(Extracted records)
++++
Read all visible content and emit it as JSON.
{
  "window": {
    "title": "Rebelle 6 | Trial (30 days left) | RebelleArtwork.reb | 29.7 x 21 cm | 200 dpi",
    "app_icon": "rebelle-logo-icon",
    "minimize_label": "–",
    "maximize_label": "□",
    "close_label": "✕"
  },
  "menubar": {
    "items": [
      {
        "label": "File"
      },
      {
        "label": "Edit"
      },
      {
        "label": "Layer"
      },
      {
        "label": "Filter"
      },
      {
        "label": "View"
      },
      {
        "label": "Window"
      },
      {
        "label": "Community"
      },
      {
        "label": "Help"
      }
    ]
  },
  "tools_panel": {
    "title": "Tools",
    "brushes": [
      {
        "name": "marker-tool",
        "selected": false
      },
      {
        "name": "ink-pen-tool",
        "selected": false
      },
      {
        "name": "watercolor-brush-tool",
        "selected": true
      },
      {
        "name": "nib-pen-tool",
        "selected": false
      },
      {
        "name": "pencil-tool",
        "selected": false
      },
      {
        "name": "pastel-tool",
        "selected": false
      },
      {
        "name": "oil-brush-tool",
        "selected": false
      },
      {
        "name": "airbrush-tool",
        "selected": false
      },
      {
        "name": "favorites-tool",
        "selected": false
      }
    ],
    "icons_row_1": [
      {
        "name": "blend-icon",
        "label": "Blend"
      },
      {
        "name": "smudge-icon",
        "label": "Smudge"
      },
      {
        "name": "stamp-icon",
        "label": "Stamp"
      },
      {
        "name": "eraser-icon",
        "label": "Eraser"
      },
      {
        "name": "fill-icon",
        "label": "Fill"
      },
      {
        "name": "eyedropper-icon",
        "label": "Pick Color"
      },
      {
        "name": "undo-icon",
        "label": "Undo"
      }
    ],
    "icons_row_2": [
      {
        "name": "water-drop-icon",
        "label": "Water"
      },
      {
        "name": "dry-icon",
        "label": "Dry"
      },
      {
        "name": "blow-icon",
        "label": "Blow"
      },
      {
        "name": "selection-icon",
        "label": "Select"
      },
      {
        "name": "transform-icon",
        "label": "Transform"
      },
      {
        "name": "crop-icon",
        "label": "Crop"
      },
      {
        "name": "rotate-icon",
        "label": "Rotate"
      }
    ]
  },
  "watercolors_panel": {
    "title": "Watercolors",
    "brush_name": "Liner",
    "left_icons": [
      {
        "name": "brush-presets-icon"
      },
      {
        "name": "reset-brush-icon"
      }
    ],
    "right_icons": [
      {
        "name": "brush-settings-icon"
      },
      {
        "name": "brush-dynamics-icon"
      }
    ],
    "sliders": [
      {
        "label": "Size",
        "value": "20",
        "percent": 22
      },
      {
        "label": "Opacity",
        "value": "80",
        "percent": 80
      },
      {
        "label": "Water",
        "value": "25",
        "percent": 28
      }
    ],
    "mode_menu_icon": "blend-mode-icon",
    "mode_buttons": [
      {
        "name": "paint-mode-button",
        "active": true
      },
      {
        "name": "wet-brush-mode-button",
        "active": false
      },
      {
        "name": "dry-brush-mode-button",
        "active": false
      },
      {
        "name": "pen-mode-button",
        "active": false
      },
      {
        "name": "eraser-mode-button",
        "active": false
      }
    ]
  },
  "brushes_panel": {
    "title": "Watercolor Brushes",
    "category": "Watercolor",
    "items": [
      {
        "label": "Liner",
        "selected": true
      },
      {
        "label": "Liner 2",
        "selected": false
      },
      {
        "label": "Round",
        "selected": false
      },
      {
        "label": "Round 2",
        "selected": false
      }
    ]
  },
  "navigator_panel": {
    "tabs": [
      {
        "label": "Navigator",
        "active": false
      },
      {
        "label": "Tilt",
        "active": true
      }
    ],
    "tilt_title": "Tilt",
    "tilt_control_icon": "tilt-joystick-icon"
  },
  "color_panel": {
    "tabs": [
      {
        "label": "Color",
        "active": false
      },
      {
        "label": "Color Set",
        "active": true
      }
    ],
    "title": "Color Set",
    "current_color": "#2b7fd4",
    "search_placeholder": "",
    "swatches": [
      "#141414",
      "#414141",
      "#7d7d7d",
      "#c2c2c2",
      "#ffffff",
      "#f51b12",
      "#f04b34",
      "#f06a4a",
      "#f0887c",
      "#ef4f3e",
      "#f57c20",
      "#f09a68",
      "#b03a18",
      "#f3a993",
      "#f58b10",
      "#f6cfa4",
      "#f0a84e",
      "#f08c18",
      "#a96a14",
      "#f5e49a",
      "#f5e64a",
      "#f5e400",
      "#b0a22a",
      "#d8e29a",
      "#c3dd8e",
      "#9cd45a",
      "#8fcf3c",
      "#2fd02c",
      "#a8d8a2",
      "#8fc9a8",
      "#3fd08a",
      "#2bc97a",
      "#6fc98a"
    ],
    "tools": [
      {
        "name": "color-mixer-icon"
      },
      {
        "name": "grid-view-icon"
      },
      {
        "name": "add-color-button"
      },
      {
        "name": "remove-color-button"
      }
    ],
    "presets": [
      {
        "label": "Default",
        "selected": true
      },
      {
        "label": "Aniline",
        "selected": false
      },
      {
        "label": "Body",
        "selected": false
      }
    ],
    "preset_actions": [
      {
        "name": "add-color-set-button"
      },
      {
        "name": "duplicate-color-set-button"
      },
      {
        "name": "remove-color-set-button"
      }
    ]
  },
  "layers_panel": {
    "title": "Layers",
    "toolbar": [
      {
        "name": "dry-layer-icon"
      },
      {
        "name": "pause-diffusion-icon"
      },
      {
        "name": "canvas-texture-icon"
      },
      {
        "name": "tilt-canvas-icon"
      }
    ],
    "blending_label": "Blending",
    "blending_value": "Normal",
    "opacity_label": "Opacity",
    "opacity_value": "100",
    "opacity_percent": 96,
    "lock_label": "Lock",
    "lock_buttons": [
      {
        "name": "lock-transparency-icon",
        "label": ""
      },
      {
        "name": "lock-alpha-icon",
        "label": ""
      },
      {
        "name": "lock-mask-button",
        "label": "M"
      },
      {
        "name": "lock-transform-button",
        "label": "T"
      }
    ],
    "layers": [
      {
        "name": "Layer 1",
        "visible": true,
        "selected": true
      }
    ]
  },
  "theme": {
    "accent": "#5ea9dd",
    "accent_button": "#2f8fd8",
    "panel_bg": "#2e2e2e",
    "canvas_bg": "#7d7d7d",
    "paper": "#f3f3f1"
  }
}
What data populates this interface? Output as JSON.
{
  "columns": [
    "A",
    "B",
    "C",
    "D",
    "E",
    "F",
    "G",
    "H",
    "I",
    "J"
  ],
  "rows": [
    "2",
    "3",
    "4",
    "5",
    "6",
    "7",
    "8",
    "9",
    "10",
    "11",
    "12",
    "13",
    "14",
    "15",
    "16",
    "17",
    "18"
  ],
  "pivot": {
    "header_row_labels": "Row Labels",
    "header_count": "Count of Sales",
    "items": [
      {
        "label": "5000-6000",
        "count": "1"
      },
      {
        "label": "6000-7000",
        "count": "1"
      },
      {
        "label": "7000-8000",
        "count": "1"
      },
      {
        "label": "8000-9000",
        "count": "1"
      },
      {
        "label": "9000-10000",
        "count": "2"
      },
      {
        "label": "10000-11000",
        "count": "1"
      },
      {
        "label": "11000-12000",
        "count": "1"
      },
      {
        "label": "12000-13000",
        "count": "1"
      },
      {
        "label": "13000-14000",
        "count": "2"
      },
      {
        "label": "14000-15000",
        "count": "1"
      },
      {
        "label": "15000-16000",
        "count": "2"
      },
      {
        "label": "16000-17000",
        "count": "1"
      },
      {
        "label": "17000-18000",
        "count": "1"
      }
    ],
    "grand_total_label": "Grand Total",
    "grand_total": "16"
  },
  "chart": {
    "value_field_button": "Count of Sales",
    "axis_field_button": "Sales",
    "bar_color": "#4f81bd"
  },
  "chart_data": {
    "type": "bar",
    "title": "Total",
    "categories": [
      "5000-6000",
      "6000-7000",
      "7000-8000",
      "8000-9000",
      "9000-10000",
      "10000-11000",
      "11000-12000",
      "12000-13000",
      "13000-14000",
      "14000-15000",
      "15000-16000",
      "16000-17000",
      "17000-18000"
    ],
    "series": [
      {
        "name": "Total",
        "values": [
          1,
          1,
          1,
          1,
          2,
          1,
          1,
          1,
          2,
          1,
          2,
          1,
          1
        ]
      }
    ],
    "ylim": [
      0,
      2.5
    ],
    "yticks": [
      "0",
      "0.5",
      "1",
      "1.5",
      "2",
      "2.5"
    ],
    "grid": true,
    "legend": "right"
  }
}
++++
Determine how many lines include the word "visible" and report that number by itself.

(EXERCISE SOLUTION)
2